Begin MATERIAL PROVIDED
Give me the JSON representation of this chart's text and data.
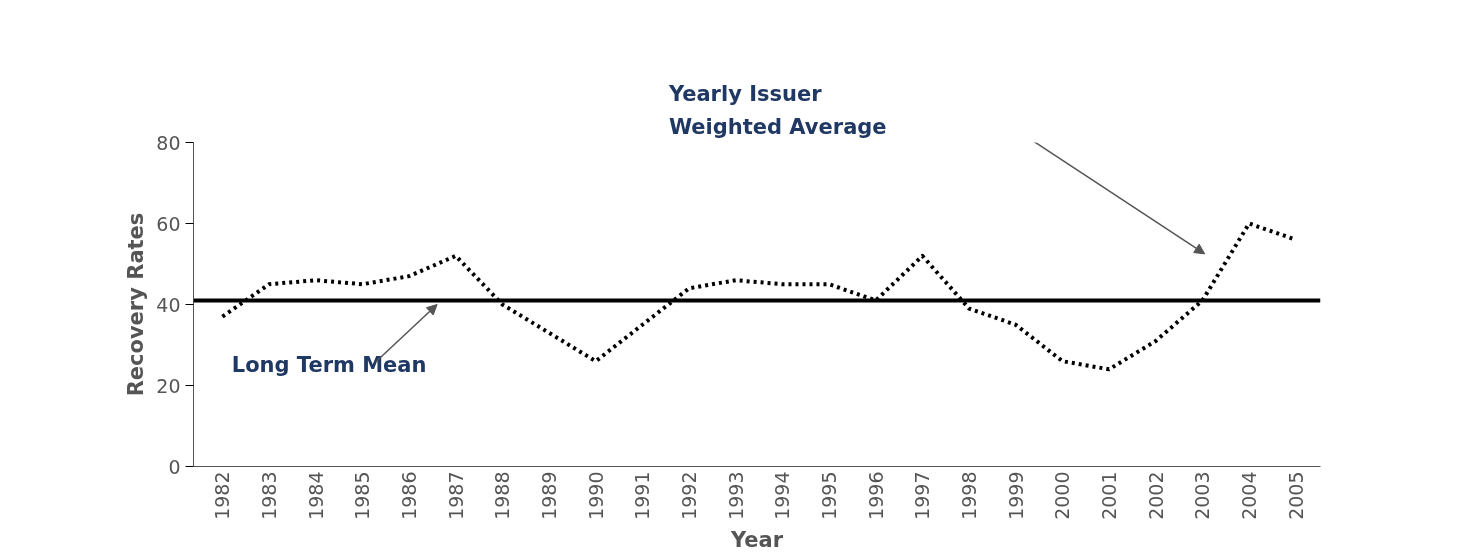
{
  "chart_data": {
    "type": "line",
    "xlabel": "Year",
    "ylabel": "Recovery Rates",
    "categories": [
      "1982",
      "1983",
      "1984",
      "1985",
      "1986",
      "1987",
      "1988",
      "1989",
      "1990",
      "1991",
      "1992",
      "1993",
      "1994",
      "1995",
      "1996",
      "1997",
      "1998",
      "1999",
      "2000",
      "2001",
      "2002",
      "2003",
      "2004",
      "2005"
    ],
    "series": [
      {
        "color": "#000000",
        "values": [
          37,
          45,
          46,
          45,
          47,
          52,
          40,
          33,
          26,
          35,
          44,
          46,
          45,
          45,
          41,
          52,
          39,
          35,
          26,
          24,
          31,
          41,
          60,
          56
        ]
      }
    ],
    "line_style": "dotted",
    "marker": "none",
    "ylim": [
      0,
      80
    ],
    "yticks": [
      0,
      20,
      40,
      60,
      80
    ],
    "grid": false,
    "ref_lines": [
      {
        "axis": "y",
        "value": 41,
        "label": "Long Term Mean",
        "color": "#000000",
        "line_style": "solid"
      }
    ],
    "annotations": [
      "Yearly Issuer\nWeighted Average"
    ]
  }
}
End MATERIAL PROVIDED
=== BRIEF ===
Print out the whole of the material word for word, without pictures.

=== THE RESPONSE ===
Give me the JSON representation of this chart's text and data.
{
  "chart_data": {
    "type": "line",
    "xlabel": "Year",
    "ylabel": "Recovery Rates",
    "categories": [
      "1982",
      "1983",
      "1984",
      "1985",
      "1986",
      "1987",
      "1988",
      "1989",
      "1990",
      "1991",
      "1992",
      "1993",
      "1994",
      "1995",
      "1996",
      "1997",
      "1998",
      "1999",
      "2000",
      "2001",
      "2002",
      "2003",
      "2004",
      "2005"
    ],
    "series": [
      {
        "color": "#000000",
        "values": [
          37,
          45,
          46,
          45,
          47,
          52,
          40,
          33,
          26,
          35,
          44,
          46,
          45,
          45,
          41,
          52,
          39,
          35,
          26,
          24,
          31,
          41,
          60,
          56
        ]
      }
    ],
    "line_style": "dotted",
    "marker": "none",
    "ylim": [
      0,
      80
    ],
    "yticks": [
      0,
      20,
      40,
      60,
      80
    ],
    "grid": false,
    "ref_lines": [
      {
        "axis": "y",
        "value": 41,
        "label": "Long Term Mean",
        "color": "#000000",
        "line_style": "solid"
      }
    ],
    "annotations": [
      "Yearly Issuer\nWeighted Average"
    ]
  }
}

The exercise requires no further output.